Saved entries
****************************************
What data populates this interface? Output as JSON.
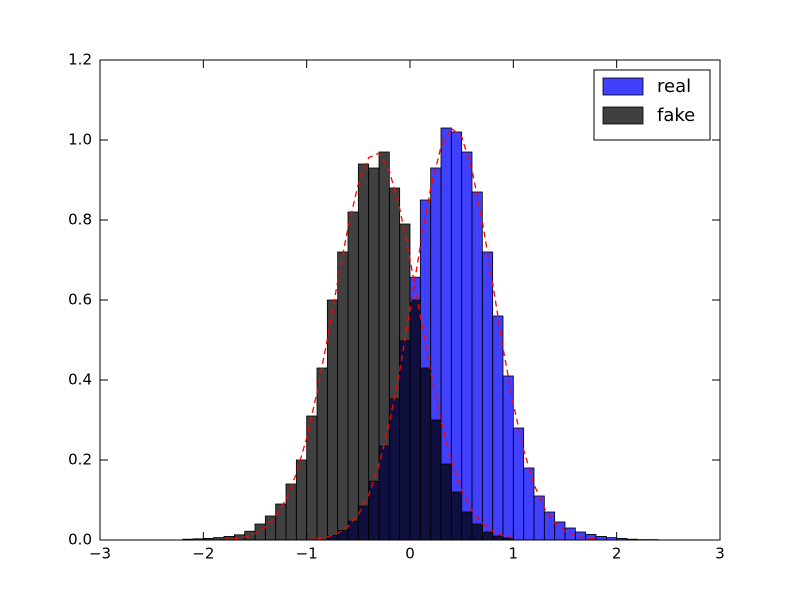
{
  "chart_data": {
    "type": "histogram",
    "xlim": [
      -3,
      3
    ],
    "ylim": [
      0,
      1.2
    ],
    "xticks": [
      {
        "value": -3,
        "label": "−3"
      },
      {
        "value": -2,
        "label": "−2"
      },
      {
        "value": -1,
        "label": "−1"
      },
      0,
      1,
      2,
      3
    ],
    "yticks": [
      {
        "value": 0,
        "label": "0.0"
      },
      {
        "value": 0.2,
        "label": "0.2"
      },
      {
        "value": 0.4,
        "label": "0.4"
      },
      {
        "value": 0.6,
        "label": "0.6"
      },
      {
        "value": 0.8,
        "label": "0.8"
      },
      {
        "value": 1.0,
        "label": "1.0"
      },
      {
        "value": 1.2,
        "label": "1.2"
      }
    ],
    "grid": false,
    "legend": "upper right",
    "alpha": 0.75,
    "series": [
      {
        "name": "real",
        "color": "#0000ff",
        "bins": [
          -0.8,
          -0.7,
          -0.6,
          -0.5,
          -0.4,
          -0.3,
          -0.2,
          -0.1,
          0.0,
          0.1,
          0.2,
          0.3,
          0.4,
          0.5,
          0.6,
          0.7,
          0.8,
          0.9,
          1.0,
          1.1,
          1.2,
          1.3,
          1.4,
          1.5,
          1.6,
          1.7,
          1.8,
          1.9,
          2.0,
          2.1,
          2.2,
          2.3,
          2.4
        ],
        "values": [
          0.011,
          0.024,
          0.047,
          0.085,
          0.147,
          0.235,
          0.353,
          0.498,
          0.657,
          0.85,
          0.93,
          1.03,
          1.02,
          0.97,
          0.87,
          0.72,
          0.56,
          0.41,
          0.28,
          0.18,
          0.11,
          0.07,
          0.045,
          0.03,
          0.02,
          0.014,
          0.009,
          0.006,
          0.004,
          0.002,
          0.001,
          0.001
        ]
      },
      {
        "name": "fake",
        "color": "#000000",
        "bins": [
          -2.2,
          -2.1,
          -2.0,
          -1.9,
          -1.8,
          -1.7,
          -1.6,
          -1.5,
          -1.4,
          -1.3,
          -1.2,
          -1.1,
          -1.0,
          -0.9,
          -0.8,
          -0.7,
          -0.6,
          -0.5,
          -0.4,
          -0.3,
          -0.2,
          -0.1,
          0.0,
          0.1,
          0.2,
          0.3,
          0.4,
          0.5,
          0.6,
          0.7,
          0.8,
          0.9,
          1.0
        ],
        "values": [
          0.002,
          0.003,
          0.004,
          0.006,
          0.009,
          0.013,
          0.022,
          0.04,
          0.06,
          0.09,
          0.14,
          0.2,
          0.31,
          0.43,
          0.6,
          0.72,
          0.82,
          0.94,
          0.93,
          0.97,
          0.88,
          0.79,
          0.6,
          0.43,
          0.3,
          0.19,
          0.12,
          0.07,
          0.04,
          0.02,
          0.01,
          0.005
        ]
      }
    ],
    "curves": [
      {
        "color": "#ff0000",
        "x": [
          -1.0,
          -0.9,
          -0.8,
          -0.7,
          -0.6,
          -0.5,
          -0.4,
          -0.3,
          -0.2,
          -0.1,
          0.0,
          0.1,
          0.2,
          0.3,
          0.4,
          0.5,
          0.6,
          0.7,
          0.8,
          0.9,
          1.0,
          1.1,
          1.2,
          1.3,
          1.4,
          1.5,
          1.6,
          1.7,
          1.8
        ],
        "values": [
          0.001,
          0.003,
          0.008,
          0.017,
          0.034,
          0.064,
          0.113,
          0.188,
          0.292,
          0.423,
          0.577,
          0.735,
          0.879,
          0.983,
          1.029,
          1.008,
          0.925,
          0.796,
          0.641,
          0.48,
          0.34,
          0.225,
          0.139,
          0.08,
          0.044,
          0.022,
          0.0105,
          0.0047,
          0.002
        ]
      },
      {
        "color": "#ff0000",
        "x": [
          -2.0,
          -1.9,
          -1.8,
          -1.7,
          -1.6,
          -1.5,
          -1.4,
          -1.3,
          -1.2,
          -1.1,
          -1.0,
          -0.9,
          -0.8,
          -0.7,
          -0.6,
          -0.5,
          -0.4,
          -0.3,
          -0.2,
          -0.1,
          0.0,
          0.1,
          0.2,
          0.3,
          0.4,
          0.5,
          0.6,
          0.7,
          0.8,
          0.9,
          1.0
        ],
        "values": [
          0.0002,
          0.0006,
          0.0016,
          0.0036,
          0.008,
          0.017,
          0.032,
          0.059,
          0.102,
          0.166,
          0.255,
          0.369,
          0.502,
          0.646,
          0.781,
          0.89,
          0.956,
          0.967,
          0.923,
          0.829,
          0.702,
          0.56,
          0.42,
          0.298,
          0.199,
          0.125,
          0.074,
          0.041,
          0.022,
          0.011,
          0.005
        ]
      }
    ]
  }
}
****************************************
Short problem
Copy out every line of the listing that contains the string "color".

Task result
        "color": "#0000ff",
        "color": "#000000",
        "color": "#ff0000",
        "color": "#ff0000",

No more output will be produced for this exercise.